### Written request
Below is a listing. Gather each line of it that contains "Wydziale".

### Information supplied

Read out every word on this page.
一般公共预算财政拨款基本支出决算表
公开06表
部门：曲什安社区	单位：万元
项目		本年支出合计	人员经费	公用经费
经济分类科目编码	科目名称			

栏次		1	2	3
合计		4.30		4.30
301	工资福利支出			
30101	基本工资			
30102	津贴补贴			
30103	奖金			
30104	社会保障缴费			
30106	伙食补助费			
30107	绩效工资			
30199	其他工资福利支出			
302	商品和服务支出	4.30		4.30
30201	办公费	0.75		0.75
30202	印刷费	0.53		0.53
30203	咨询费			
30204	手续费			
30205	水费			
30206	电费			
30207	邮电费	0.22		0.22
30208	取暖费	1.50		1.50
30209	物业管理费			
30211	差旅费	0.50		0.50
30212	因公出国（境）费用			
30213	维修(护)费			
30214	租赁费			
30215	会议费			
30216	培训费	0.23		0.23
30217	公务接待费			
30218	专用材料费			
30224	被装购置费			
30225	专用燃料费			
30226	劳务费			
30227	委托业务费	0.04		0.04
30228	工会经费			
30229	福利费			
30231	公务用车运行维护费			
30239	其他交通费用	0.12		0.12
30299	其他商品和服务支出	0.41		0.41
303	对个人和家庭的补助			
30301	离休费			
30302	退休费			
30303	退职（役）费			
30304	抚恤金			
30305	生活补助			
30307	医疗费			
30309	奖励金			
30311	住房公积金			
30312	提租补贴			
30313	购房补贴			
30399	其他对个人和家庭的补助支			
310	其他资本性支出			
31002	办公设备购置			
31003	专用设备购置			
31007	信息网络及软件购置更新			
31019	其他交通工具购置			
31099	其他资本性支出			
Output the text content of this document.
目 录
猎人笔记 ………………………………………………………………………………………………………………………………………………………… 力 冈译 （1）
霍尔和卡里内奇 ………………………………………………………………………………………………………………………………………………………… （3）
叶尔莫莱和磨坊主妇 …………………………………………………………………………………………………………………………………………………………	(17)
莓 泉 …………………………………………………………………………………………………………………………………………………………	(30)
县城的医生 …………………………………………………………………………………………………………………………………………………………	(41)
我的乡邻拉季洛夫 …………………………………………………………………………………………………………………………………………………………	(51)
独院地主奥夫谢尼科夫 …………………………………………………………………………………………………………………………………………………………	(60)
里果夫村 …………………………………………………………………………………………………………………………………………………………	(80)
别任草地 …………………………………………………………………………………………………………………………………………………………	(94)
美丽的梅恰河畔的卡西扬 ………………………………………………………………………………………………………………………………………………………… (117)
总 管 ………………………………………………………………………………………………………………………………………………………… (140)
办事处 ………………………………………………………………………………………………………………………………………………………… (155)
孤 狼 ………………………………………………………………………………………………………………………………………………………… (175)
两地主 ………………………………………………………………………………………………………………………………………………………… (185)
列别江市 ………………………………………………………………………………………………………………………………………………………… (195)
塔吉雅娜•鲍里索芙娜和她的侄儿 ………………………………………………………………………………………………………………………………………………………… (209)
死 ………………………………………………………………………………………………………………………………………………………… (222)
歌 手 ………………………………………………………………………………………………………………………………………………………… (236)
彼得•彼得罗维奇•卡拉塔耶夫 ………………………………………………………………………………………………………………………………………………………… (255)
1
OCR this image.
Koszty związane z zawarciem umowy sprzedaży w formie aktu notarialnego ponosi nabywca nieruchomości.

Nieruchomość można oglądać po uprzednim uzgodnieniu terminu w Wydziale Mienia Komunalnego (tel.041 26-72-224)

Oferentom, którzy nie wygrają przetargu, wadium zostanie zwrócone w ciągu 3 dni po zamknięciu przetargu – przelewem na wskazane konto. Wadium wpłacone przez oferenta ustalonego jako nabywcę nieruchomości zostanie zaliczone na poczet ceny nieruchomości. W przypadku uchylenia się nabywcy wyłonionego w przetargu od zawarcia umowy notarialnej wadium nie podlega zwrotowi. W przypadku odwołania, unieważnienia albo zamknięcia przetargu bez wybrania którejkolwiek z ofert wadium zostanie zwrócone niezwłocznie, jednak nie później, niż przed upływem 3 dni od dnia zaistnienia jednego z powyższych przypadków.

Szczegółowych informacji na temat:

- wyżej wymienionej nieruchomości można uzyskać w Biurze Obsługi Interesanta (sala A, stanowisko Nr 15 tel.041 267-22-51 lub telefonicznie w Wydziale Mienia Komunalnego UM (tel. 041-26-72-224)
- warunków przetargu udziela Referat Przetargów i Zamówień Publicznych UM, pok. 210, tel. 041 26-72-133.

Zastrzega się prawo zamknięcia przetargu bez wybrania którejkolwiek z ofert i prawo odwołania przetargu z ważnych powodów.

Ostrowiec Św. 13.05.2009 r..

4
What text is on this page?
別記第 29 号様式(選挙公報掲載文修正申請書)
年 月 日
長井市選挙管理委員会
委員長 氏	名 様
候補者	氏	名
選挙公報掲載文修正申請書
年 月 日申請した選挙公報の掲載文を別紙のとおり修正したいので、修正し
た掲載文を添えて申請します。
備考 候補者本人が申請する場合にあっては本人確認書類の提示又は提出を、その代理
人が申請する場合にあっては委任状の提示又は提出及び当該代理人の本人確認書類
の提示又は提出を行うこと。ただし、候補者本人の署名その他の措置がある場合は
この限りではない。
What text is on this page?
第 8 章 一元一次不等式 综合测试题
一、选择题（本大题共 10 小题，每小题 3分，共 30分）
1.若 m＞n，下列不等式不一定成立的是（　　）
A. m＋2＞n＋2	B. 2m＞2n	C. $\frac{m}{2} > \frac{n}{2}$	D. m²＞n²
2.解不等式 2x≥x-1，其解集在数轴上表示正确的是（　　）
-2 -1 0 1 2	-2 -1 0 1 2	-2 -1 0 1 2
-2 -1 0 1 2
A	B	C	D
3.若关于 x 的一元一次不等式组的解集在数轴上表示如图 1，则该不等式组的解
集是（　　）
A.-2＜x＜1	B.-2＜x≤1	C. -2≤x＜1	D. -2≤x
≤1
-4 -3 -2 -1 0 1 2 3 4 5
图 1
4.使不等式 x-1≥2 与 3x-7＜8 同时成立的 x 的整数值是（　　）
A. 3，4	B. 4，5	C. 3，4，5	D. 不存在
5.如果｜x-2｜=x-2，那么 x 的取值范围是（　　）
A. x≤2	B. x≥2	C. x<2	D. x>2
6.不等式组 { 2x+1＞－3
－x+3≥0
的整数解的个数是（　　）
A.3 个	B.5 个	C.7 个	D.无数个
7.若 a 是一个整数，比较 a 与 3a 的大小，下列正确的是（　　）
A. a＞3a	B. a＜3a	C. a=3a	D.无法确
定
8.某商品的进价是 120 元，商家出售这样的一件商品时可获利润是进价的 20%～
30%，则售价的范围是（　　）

### Solution to this problem
Nieruchomość można oglądać po uprzednim uzgodnieniu terminu w Wydziale Mienia Komunalnego (tel.041 26-72-224)
- wyżej wymienionej nieruchomości można uzyskać w Biurze Obsługi Interesanta (sala A, stanowisko Nr 15 tel.041 267-22-51 lub telefonicznie w Wydziale Mienia Komunalnego UM (tel. 041-26-72-224)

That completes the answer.